[Items from a dataset]
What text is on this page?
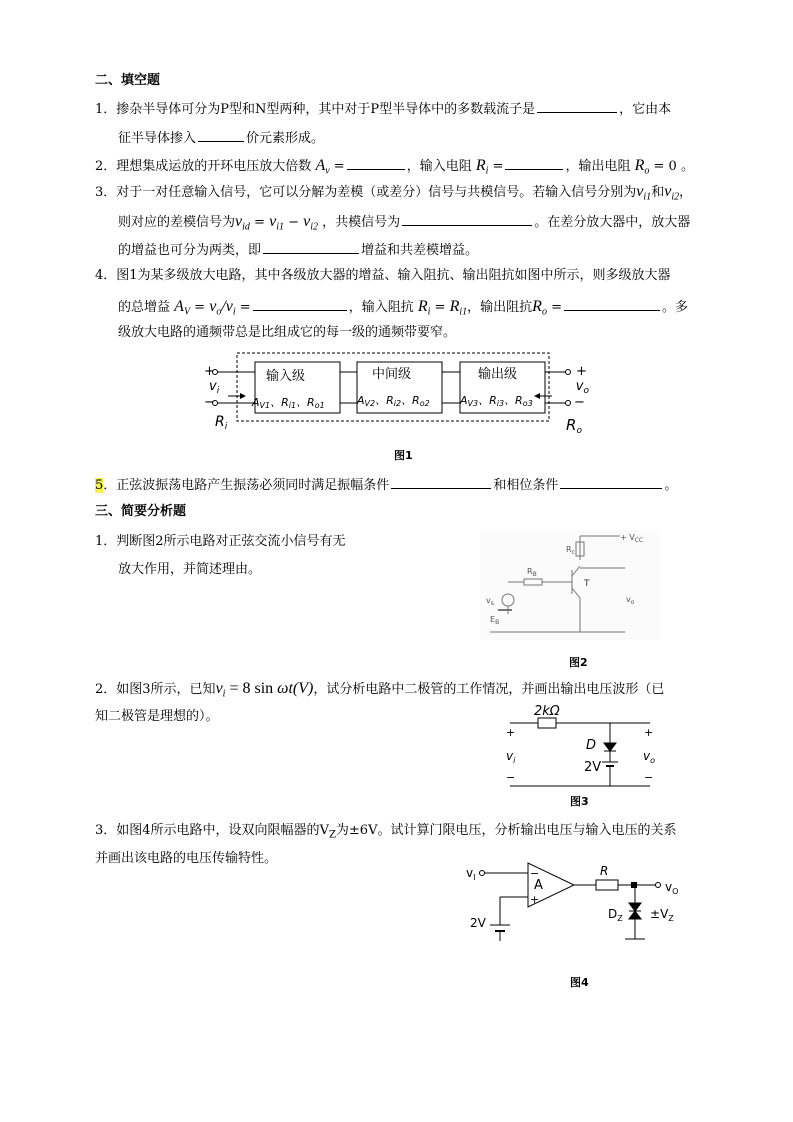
二、填空题
1．掺杂半导体可分为P型和N型两种，其中对于P型半导体中的多数载流子是	，它由本
征半导体掺入	价元素形成。
2．理想集成运放的开环电压放大倍数 $A_v$ =	，输入电阻 $R_i$ =	，输出电阻 $R_o = 0$ 。
3．对于一对任意输入信号，它可以分解为差模（或差分）信号与共模信号。若输入信号分别为$v_{i1}$和$v_{i2}$，
则对应的差模信号为$v_{id} = v_{i1} - v_{i2}$ ，共模信号为	。在差分放大器中，放大器
的增益也可分为两类，即	增益和共差模增益。
4．图1为某多级放大电路，其中各级放大器的增益、输入阻抗、输出阻抗如图中所示，则多级放大器
的总增益 $A_V = v_o/v_i$ =	，输入阻抗 $R_i = R_{i1}$，输出阻抗$R_o$ =	。多
级放大电路的通频带总是比组成它的每一级的通频带要窄。
输入级	中间级	输出级
AV1、Ri1、Ro1	AV2、Ri2、Ro2	AV3、Ri3、Ro3
+
−
+
−
$v_i$	$v_o$
$R_i$	$R_o$
图1
5．正弦波振荡电路产生振荡必须同时满足振幅条件	和相位条件	。
三、简要分析题
1．判断图2所示电路对正弦交流小信号有无
放大作用，并简述理由。
$R_c$
+ $V_{CC}$
$R_B$
T
$v_s$
$E_B$
$v_o$
图2
2．如图3所示，已知$v_i = 8$ sin ωt(V)，试分析电路中二极管的工作情况，并画出输出电压波形（已
知二极管是理想的）。	2kΩ
D
2V
+
−
+
−
$v_i$	$v_o$
图3
3．如图4所示电路中，设双向限幅器的$V_Z$为±6V。试计算门限电压，分析输出电压与输入电压的关系
并画出该电路的电压传输特性。
A
−
+
R
$v_I$
$v_O$
2V
$D_Z \pm V_Z$
图4
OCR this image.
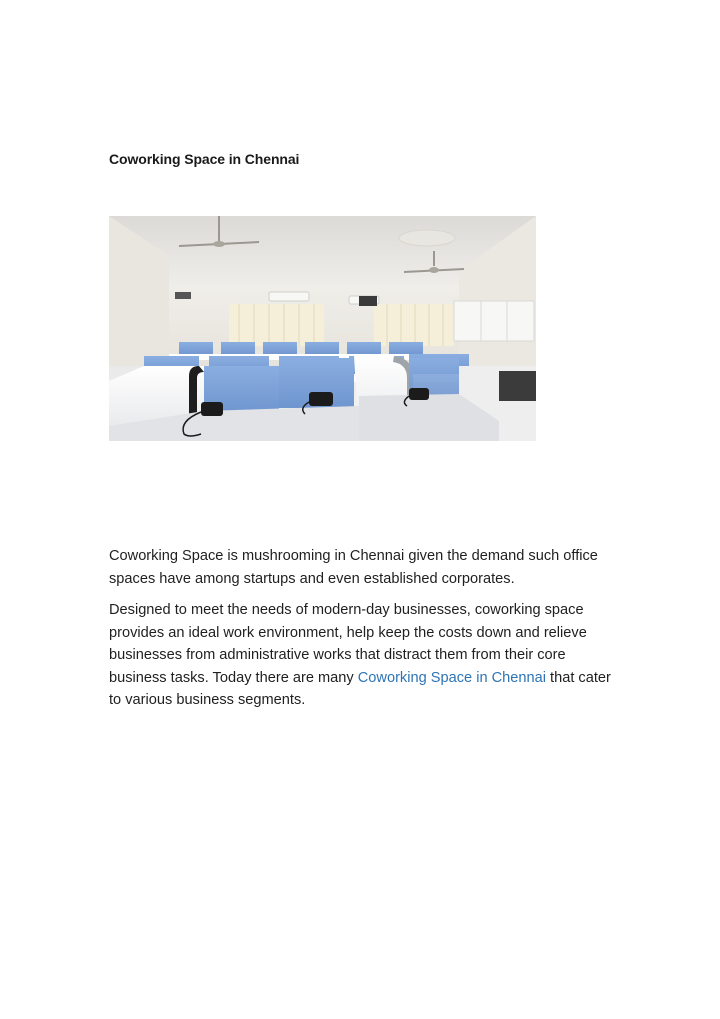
Coworking Space in Chennai

Coworking Space is mushrooming in Chennai given the demand such office spaces have among startups and even established corporates.

Designed to meet the needs of modern-day businesses, coworking space provides an ideal work environment, help keep the costs down and relieve businesses from administrative works that distract them from their core business tasks. Today there are many Coworking Space in Chennai that cater to various business segments.
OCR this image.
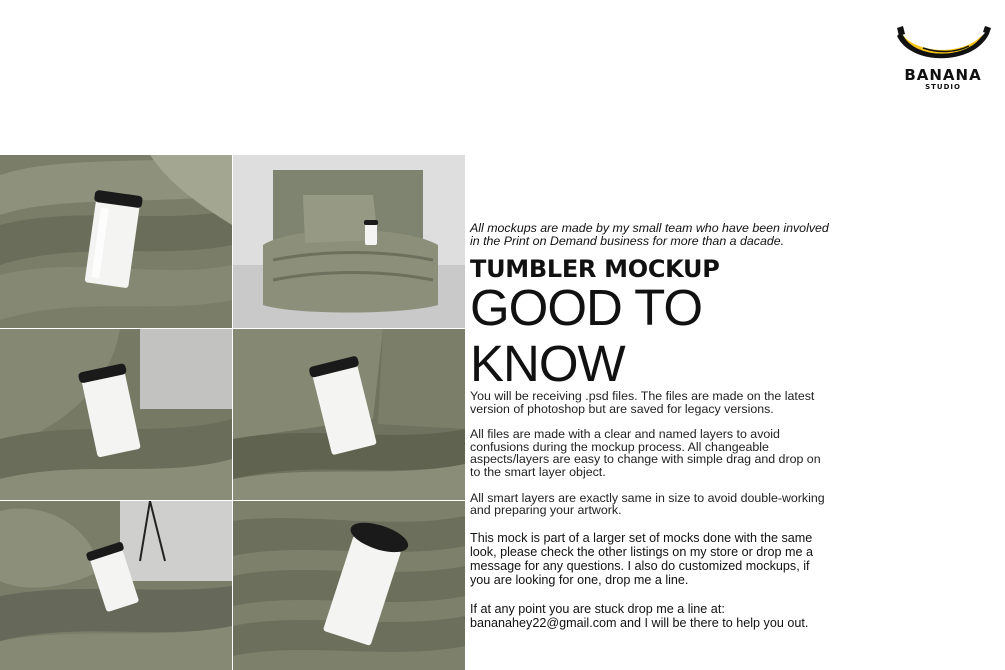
BANANA
STUDIO

All mockups are made by my small team who have been involved in the Print on Demand business for more than a dacade.

TUMBLER MOCKUP
GOOD TO KNOW

You will be receiving .psd files. The files are made on the latest version of photoshop but are saved for legacy versions.

All files are made with a clear and named layers to avoid confusions during the mockup process. All changeable aspects/layers are easy to change with simple drag and drop on to the smart layer object.

All smart layers are exactly same in size to avoid double-working and preparing your artwork.

This mock is part of a larger set of mocks done with the same look, please check the other listings on my store or drop me a message for any questions. I also do customized mockups, if you are looking for one, drop me a line.

If at any point you are stuck drop me a line at: bananahey22@gmail.com and I will be there to help you out.
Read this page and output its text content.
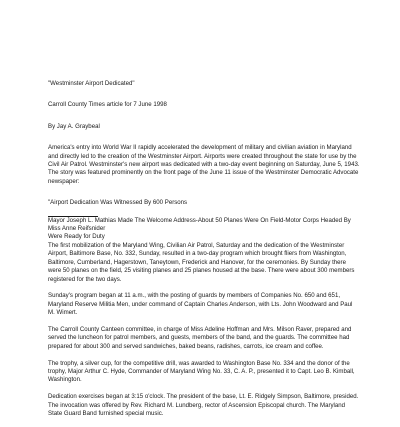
"Westminster Airport Dedicated"

Carroll County Times article for 7 June 1998

By Jay A. Graybeal

America's entry into World War II rapidly accelerated the development of military and civilian aviation in Maryland and directly led to the creation of the Westminster Airport. Airports were created throughout the state for use by the Civil Air Patrol. Westminster's new airport was dedicated with a two-day event beginning on Saturday, June 5, 1943. The story was featured prominently on the front page of the June 11 issue of the Westminster Democratic Advocate newspaper:

"Airport Dedication Was Witnessed By 600 Persons

Mayor Joseph L. Mathias Made The Welcome Address-About 50 Planes Were On Field-Motor Corps Headed By Miss Anne Reifsnider

Were Ready for Duty

The first mobilization of the Maryland Wing, Civilian Air Patrol, Saturday and the dedication of the Westminster Airport, Baltimore Base, No. 332, Sunday, resulted in a two-day program which brought fliers from Washington, Baltimore, Cumberland, Hagerstown, Taneytown, Frederick and Hanover, for the ceremonies. By Sunday there were 50 planes on the field, 25 visiting planes and 25 planes housed at the base. There were about 300 members registered for the two days.

Sunday's program began at 11 a.m., with the posting of guards by members of Companies No. 650 and 651, Maryland Reserve Militia Men, under command of Captain Charles Anderson, with Lts. John Woodward and Paul M. Wimert.

The Carroll County Canteen committee, in charge of Miss Adeline Hoffman and Mrs. Milson Raver, prepared and served the luncheon for patrol members, and guests, members of the band, and the guards. The committee had prepared for about 300 and served sandwiches, baked beans, radishes, carrots, ice cream and coffee.

The trophy, a silver cup, for the competitive drill, was awarded to Washington Base No. 334 and the donor of the trophy, Major Arthur C. Hyde, Commander of Maryland Wing No. 33, C. A. P., presented it to Capt. Leo B. Kimball, Washington.

Dedication exercises began at 3:15 o'clock. The president of the base, Lt. E. Ridgely Simpson, Baltimore, presided. The invocation was offered by Rev. Richard M. Lundberg, rector of Ascension Episcopal church. The Maryland State Guard Band furnished special music.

• Exercise brief: Scan the entries above for the word "help" and collect each line holding it.

• Full output:
Designed to meet the needs of modern-day businesses, coworking space provides an ideal work environment, help keep the costs down and relieve businesses from administrative works that distract them from their core business tasks. Today there are many Coworking Space in Chennai that cater to various business segments.
If at any point you are stuck drop me a line at: bananahey22@gmail.com and I will be there to help you out.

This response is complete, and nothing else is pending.